(Stored data)
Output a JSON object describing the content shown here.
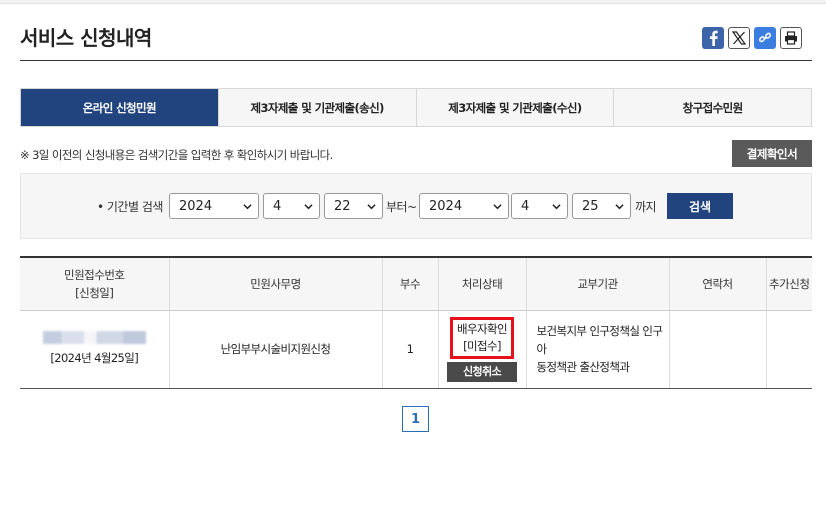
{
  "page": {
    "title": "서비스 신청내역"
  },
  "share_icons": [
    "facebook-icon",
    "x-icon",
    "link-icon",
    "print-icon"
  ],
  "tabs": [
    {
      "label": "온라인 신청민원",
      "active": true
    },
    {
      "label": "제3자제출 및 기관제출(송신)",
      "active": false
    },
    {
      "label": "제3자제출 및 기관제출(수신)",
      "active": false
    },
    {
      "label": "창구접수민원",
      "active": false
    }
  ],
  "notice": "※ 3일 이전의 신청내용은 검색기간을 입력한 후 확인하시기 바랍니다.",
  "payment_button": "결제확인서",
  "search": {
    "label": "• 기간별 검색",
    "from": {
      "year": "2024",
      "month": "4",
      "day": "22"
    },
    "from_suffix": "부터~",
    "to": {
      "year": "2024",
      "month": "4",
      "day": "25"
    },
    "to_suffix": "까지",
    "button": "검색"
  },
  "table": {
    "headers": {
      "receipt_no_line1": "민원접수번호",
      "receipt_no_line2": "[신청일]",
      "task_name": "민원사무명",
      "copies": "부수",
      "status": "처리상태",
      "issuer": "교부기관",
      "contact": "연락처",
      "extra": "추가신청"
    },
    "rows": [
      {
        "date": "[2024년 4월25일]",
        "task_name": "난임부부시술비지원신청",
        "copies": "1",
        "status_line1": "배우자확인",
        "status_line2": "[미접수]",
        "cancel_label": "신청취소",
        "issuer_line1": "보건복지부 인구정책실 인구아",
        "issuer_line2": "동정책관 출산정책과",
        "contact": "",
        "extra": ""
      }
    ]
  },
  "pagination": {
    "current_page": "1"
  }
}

▸ Written instruction
Your task is to transcribe all of the records precisely, with no images included.

▸ Solution to the exercise
Output a JSON object describing the content shown here.
{
  "page": {
    "title": "서비스 신청내역"
  },
  "share_icons": [
    "facebook-icon",
    "x-icon",
    "link-icon",
    "print-icon"
  ],
  "tabs": [
    {
      "label": "온라인 신청민원",
      "active": true
    },
    {
      "label": "제3자제출 및 기관제출(송신)",
      "active": false
    },
    {
      "label": "제3자제출 및 기관제출(수신)",
      "active": false
    },
    {
      "label": "창구접수민원",
      "active": false
    }
  ],
  "notice": "※ 3일 이전의 신청내용은 검색기간을 입력한 후 확인하시기 바랍니다.",
  "payment_button": "결제확인서",
  "search": {
    "label": "• 기간별 검색",
    "from": {
      "year": "2024",
      "month": "4",
      "day": "22"
    },
    "from_suffix": "부터~",
    "to": {
      "year": "2024",
      "month": "4",
      "day": "25"
    },
    "to_suffix": "까지",
    "button": "검색"
  },
  "table": {
    "headers": {
      "receipt_no_line1": "민원접수번호",
      "receipt_no_line2": "[신청일]",
      "task_name": "민원사무명",
      "copies": "부수",
      "status": "처리상태",
      "issuer": "교부기관",
      "contact": "연락처",
      "extra": "추가신청"
    },
    "rows": [
      {
        "date": "[2024년 4월25일]",
        "task_name": "난임부부시술비지원신청",
        "copies": "1",
        "status_line1": "배우자확인",
        "status_line2": "[미접수]",
        "cancel_label": "신청취소",
        "issuer_line1": "보건복지부 인구정책실 인구아",
        "issuer_line2": "동정책관 출산정책과",
        "contact": "",
        "extra": ""
      }
    ]
  },
  "pagination": {
    "current_page": "1"
  }
}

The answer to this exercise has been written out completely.